'''

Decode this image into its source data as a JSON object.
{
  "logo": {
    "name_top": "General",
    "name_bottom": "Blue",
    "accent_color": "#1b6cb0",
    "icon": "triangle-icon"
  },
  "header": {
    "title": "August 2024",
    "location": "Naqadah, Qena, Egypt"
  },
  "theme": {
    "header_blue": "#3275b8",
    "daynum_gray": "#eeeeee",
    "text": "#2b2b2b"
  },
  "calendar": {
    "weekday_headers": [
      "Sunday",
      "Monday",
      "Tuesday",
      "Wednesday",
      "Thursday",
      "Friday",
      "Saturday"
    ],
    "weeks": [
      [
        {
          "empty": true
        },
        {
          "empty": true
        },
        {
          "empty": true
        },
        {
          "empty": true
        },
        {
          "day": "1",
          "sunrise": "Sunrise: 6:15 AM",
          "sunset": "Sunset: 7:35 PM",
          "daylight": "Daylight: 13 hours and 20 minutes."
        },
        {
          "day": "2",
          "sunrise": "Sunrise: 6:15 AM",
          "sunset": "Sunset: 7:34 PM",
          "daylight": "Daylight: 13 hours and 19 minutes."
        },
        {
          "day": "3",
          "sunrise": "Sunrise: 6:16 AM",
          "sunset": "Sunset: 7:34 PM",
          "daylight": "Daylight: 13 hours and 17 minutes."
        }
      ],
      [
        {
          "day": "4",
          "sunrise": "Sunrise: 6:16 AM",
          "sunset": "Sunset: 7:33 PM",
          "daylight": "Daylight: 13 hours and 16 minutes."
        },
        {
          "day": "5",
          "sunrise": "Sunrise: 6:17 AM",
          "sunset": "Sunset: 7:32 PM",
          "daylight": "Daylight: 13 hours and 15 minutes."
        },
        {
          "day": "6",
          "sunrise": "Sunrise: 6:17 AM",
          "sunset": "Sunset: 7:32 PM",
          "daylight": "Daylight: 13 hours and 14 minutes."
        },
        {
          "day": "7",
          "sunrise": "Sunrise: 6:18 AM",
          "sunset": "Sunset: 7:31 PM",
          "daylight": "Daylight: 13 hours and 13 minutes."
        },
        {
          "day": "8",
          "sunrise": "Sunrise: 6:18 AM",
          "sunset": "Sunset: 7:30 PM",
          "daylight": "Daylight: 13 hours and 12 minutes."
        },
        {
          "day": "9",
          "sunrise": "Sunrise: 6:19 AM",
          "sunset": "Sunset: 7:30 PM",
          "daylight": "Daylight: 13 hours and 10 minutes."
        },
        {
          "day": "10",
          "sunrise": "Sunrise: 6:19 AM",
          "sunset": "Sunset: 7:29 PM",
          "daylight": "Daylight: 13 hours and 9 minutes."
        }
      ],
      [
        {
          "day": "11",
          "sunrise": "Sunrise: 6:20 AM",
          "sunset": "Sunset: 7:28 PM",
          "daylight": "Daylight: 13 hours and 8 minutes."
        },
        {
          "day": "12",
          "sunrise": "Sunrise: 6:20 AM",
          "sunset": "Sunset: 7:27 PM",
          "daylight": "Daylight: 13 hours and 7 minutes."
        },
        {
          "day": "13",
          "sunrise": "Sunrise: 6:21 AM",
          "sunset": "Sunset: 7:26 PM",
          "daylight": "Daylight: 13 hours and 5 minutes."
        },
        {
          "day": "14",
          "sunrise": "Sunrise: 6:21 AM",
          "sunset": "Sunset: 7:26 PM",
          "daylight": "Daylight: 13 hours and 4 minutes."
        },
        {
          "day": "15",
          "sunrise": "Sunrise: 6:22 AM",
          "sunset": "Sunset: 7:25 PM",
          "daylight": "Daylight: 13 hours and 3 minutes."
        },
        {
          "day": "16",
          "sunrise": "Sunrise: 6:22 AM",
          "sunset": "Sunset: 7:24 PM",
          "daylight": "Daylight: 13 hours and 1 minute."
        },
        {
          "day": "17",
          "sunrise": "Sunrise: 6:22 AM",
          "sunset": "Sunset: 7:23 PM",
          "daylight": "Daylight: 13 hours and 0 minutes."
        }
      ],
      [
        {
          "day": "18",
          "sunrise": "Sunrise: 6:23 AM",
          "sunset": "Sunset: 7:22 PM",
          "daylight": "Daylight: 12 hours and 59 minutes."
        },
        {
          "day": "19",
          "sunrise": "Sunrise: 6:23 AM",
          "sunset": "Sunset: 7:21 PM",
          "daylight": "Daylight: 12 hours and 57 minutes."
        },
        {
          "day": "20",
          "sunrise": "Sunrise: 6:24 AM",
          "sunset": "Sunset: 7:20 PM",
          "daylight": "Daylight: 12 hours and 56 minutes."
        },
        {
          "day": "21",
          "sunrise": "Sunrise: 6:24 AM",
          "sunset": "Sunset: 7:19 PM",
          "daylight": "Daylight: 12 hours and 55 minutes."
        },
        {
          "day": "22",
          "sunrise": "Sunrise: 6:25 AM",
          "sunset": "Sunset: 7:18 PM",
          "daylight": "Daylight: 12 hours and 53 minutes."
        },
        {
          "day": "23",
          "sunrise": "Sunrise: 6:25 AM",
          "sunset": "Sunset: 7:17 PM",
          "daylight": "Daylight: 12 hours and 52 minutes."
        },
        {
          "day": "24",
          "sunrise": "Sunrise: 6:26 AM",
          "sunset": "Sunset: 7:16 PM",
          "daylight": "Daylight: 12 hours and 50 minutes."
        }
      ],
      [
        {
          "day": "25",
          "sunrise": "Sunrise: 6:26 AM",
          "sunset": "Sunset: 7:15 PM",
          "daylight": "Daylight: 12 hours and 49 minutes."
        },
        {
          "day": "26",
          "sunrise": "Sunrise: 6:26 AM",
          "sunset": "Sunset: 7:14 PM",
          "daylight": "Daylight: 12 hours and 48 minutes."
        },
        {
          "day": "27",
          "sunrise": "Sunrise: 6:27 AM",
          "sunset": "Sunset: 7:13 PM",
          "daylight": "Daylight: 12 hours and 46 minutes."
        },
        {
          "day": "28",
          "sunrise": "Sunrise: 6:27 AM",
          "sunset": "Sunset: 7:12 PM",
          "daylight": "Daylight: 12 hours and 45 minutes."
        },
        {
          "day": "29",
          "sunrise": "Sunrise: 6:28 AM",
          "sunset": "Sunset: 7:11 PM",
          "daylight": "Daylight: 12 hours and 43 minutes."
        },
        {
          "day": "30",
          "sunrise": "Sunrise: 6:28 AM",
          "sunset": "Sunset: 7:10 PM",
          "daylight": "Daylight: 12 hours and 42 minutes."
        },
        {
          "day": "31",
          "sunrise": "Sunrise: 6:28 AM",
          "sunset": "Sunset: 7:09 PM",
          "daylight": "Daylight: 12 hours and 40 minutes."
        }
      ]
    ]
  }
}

'''

REQUEST
Copy out all of the lines above exactly.

SOLUTION FOR THIS EXERCISE
Decode this image into its source data as a JSON object.
{
  "logo": {
    "name_top": "General",
    "name_bottom": "Blue",
    "accent_color": "#1b6cb0",
    "icon": "triangle-icon"
  },
  "header": {
    "title": "August 2024",
    "location": "Naqadah, Qena, Egypt"
  },
  "theme": {
    "header_blue": "#3275b8",
    "daynum_gray": "#eeeeee",
    "text": "#2b2b2b"
  },
  "calendar": {
    "weekday_headers": [
      "Sunday",
      "Monday",
      "Tuesday",
      "Wednesday",
      "Thursday",
      "Friday",
      "Saturday"
    ],
    "weeks": [
      [
        {
          "empty": true
        },
        {
          "empty": true
        },
        {
          "empty": true
        },
        {
          "empty": true
        },
        {
          "day": "1",
          "sunrise": "Sunrise: 6:15 AM",
          "sunset": "Sunset: 7:35 PM",
          "daylight": "Daylight: 13 hours and 20 minutes."
        },
        {
          "day": "2",
          "sunrise": "Sunrise: 6:15 AM",
          "sunset": "Sunset: 7:34 PM",
          "daylight": "Daylight: 13 hours and 19 minutes."
        },
        {
          "day": "3",
          "sunrise": "Sunrise: 6:16 AM",
          "sunset": "Sunset: 7:34 PM",
          "daylight": "Daylight: 13 hours and 17 minutes."
        }
      ],
      [
        {
          "day": "4",
          "sunrise": "Sunrise: 6:16 AM",
          "sunset": "Sunset: 7:33 PM",
          "daylight": "Daylight: 13 hours and 16 minutes."
        },
        {
          "day": "5",
          "sunrise": "Sunrise: 6:17 AM",
          "sunset": "Sunset: 7:32 PM",
          "daylight": "Daylight: 13 hours and 15 minutes."
        },
        {
          "day": "6",
          "sunrise": "Sunrise: 6:17 AM",
          "sunset": "Sunset: 7:32 PM",
          "daylight": "Daylight: 13 hours and 14 minutes."
        },
        {
          "day": "7",
          "sunrise": "Sunrise: 6:18 AM",
          "sunset": "Sunset: 7:31 PM",
          "daylight": "Daylight: 13 hours and 13 minutes."
        },
        {
          "day": "8",
          "sunrise": "Sunrise: 6:18 AM",
          "sunset": "Sunset: 7:30 PM",
          "daylight": "Daylight: 13 hours and 12 minutes."
        },
        {
          "day": "9",
          "sunrise": "Sunrise: 6:19 AM",
          "sunset": "Sunset: 7:30 PM",
          "daylight": "Daylight: 13 hours and 10 minutes."
        },
        {
          "day": "10",
          "sunrise": "Sunrise: 6:19 AM",
          "sunset": "Sunset: 7:29 PM",
          "daylight": "Daylight: 13 hours and 9 minutes."
        }
      ],
      [
        {
          "day": "11",
          "sunrise": "Sunrise: 6:20 AM",
          "sunset": "Sunset: 7:28 PM",
          "daylight": "Daylight: 13 hours and 8 minutes."
        },
        {
          "day": "12",
          "sunrise": "Sunrise: 6:20 AM",
          "sunset": "Sunset: 7:27 PM",
          "daylight": "Daylight: 13 hours and 7 minutes."
        },
        {
          "day": "13",
          "sunrise": "Sunrise: 6:21 AM",
          "sunset": "Sunset: 7:26 PM",
          "daylight": "Daylight: 13 hours and 5 minutes."
        },
        {
          "day": "14",
          "sunrise": "Sunrise: 6:21 AM",
          "sunset": "Sunset: 7:26 PM",
          "daylight": "Daylight: 13 hours and 4 minutes."
        },
        {
          "day": "15",
          "sunrise": "Sunrise: 6:22 AM",
          "sunset": "Sunset: 7:25 PM",
          "daylight": "Daylight: 13 hours and 3 minutes."
        },
        {
          "day": "16",
          "sunrise": "Sunrise: 6:22 AM",
          "sunset": "Sunset: 7:24 PM",
          "daylight": "Daylight: 13 hours and 1 minute."
        },
        {
          "day": "17",
          "sunrise": "Sunrise: 6:22 AM",
          "sunset": "Sunset: 7:23 PM",
          "daylight": "Daylight: 13 hours and 0 minutes."
        }
      ],
      [
        {
          "day": "18",
          "sunrise": "Sunrise: 6:23 AM",
          "sunset": "Sunset: 7:22 PM",
          "daylight": "Daylight: 12 hours and 59 minutes."
        },
        {
          "day": "19",
          "sunrise": "Sunrise: 6:23 AM",
          "sunset": "Sunset: 7:21 PM",
          "daylight": "Daylight: 12 hours and 57 minutes."
        },
        {
          "day": "20",
          "sunrise": "Sunrise: 6:24 AM",
          "sunset": "Sunset: 7:20 PM",
          "daylight": "Daylight: 12 hours and 56 minutes."
        },
        {
          "day": "21",
          "sunrise": "Sunrise: 6:24 AM",
          "sunset": "Sunset: 7:19 PM",
          "daylight": "Daylight: 12 hours and 55 minutes."
        },
        {
          "day": "22",
          "sunrise": "Sunrise: 6:25 AM",
          "sunset": "Sunset: 7:18 PM",
          "daylight": "Daylight: 12 hours and 53 minutes."
        },
        {
          "day": "23",
          "sunrise": "Sunrise: 6:25 AM",
          "sunset": "Sunset: 7:17 PM",
          "daylight": "Daylight: 12 hours and 52 minutes."
        },
        {
          "day": "24",
          "sunrise": "Sunrise: 6:26 AM",
          "sunset": "Sunset: 7:16 PM",
          "daylight": "Daylight: 12 hours and 50 minutes."
        }
      ],
      [
        {
          "day": "25",
          "sunrise": "Sunrise: 6:26 AM",
          "sunset": "Sunset: 7:15 PM",
          "daylight": "Daylight: 12 hours and 49 minutes."
        },
        {
          "day": "26",
          "sunrise": "Sunrise: 6:26 AM",
          "sunset": "Sunset: 7:14 PM",
          "daylight": "Daylight: 12 hours and 48 minutes."
        },
        {
          "day": "27",
          "sunrise": "Sunrise: 6:27 AM",
          "sunset": "Sunset: 7:13 PM",
          "daylight": "Daylight: 12 hours and 46 minutes."
        },
        {
          "day": "28",
          "sunrise": "Sunrise: 6:27 AM",
          "sunset": "Sunset: 7:12 PM",
          "daylight": "Daylight: 12 hours and 45 minutes."
        },
        {
          "day": "29",
          "sunrise": "Sunrise: 6:28 AM",
          "sunset": "Sunset: 7:11 PM",
          "daylight": "Daylight: 12 hours and 43 minutes."
        },
        {
          "day": "30",
          "sunrise": "Sunrise: 6:28 AM",
          "sunset": "Sunset: 7:10 PM",
          "daylight": "Daylight: 12 hours and 42 minutes."
        },
        {
          "day": "31",
          "sunrise": "Sunrise: 6:28 AM",
          "sunset": "Sunset: 7:09 PM",
          "daylight": "Daylight: 12 hours and 40 minutes."
        }
      ]
    ]
  }
}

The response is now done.